Work required
Repeat every entry in the listing below, exactly.

Records for the exercise
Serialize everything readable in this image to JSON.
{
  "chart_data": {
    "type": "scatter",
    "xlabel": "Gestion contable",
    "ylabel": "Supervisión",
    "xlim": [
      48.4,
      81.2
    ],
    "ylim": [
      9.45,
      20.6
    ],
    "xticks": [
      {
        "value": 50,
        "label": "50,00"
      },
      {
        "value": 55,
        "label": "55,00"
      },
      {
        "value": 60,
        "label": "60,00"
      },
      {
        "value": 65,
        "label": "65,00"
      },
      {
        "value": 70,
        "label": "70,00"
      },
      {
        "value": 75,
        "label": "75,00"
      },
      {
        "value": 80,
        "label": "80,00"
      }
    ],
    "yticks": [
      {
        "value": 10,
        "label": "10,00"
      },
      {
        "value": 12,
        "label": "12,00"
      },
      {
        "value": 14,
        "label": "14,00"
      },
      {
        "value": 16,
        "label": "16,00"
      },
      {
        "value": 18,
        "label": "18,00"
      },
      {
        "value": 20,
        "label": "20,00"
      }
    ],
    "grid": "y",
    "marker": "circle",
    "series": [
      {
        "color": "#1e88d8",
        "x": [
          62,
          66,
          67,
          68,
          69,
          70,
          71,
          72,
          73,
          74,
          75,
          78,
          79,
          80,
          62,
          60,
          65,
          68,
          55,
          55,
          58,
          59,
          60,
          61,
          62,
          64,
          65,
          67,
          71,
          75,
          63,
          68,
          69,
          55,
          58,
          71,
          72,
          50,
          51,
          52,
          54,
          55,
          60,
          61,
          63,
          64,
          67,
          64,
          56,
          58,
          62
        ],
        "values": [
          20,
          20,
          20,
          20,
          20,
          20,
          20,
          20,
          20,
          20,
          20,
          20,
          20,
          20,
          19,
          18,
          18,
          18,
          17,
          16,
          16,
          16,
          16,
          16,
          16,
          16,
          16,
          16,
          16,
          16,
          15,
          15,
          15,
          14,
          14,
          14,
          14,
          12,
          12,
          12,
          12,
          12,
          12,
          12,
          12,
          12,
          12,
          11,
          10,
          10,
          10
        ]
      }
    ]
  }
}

The answer
Serialize everything readable in this image to JSON.
{
  "chart_data": {
    "type": "scatter",
    "xlabel": "Gestion contable",
    "ylabel": "Supervisión",
    "xlim": [
      48.4,
      81.2
    ],
    "ylim": [
      9.45,
      20.6
    ],
    "xticks": [
      {
        "value": 50,
        "label": "50,00"
      },
      {
        "value": 55,
        "label": "55,00"
      },
      {
        "value": 60,
        "label": "60,00"
      },
      {
        "value": 65,
        "label": "65,00"
      },
      {
        "value": 70,
        "label": "70,00"
      },
      {
        "value": 75,
        "label": "75,00"
      },
      {
        "value": 80,
        "label": "80,00"
      }
    ],
    "yticks": [
      {
        "value": 10,
        "label": "10,00"
      },
      {
        "value": 12,
        "label": "12,00"
      },
      {
        "value": 14,
        "label": "14,00"
      },
      {
        "value": 16,
        "label": "16,00"
      },
      {
        "value": 18,
        "label": "18,00"
      },
      {
        "value": 20,
        "label": "20,00"
      }
    ],
    "grid": "y",
    "marker": "circle",
    "series": [
      {
        "color": "#1e88d8",
        "x": [
          62,
          66,
          67,
          68,
          69,
          70,
          71,
          72,
          73,
          74,
          75,
          78,
          79,
          80,
          62,
          60,
          65,
          68,
          55,
          55,
          58,
          59,
          60,
          61,
          62,
          64,
          65,
          67,
          71,
          75,
          63,
          68,
          69,
          55,
          58,
          71,
          72,
          50,
          51,
          52,
          54,
          55,
          60,
          61,
          63,
          64,
          67,
          64,
          56,
          58,
          62
        ],
        "values": [
          20,
          20,
          20,
          20,
          20,
          20,
          20,
          20,
          20,
          20,
          20,
          20,
          20,
          20,
          19,
          18,
          18,
          18,
          17,
          16,
          16,
          16,
          16,
          16,
          16,
          16,
          16,
          16,
          16,
          16,
          15,
          15,
          15,
          14,
          14,
          14,
          14,
          12,
          12,
          12,
          12,
          12,
          12,
          12,
          12,
          12,
          12,
          11,
          10,
          10,
          10
        ]
      }
    ]
  }
}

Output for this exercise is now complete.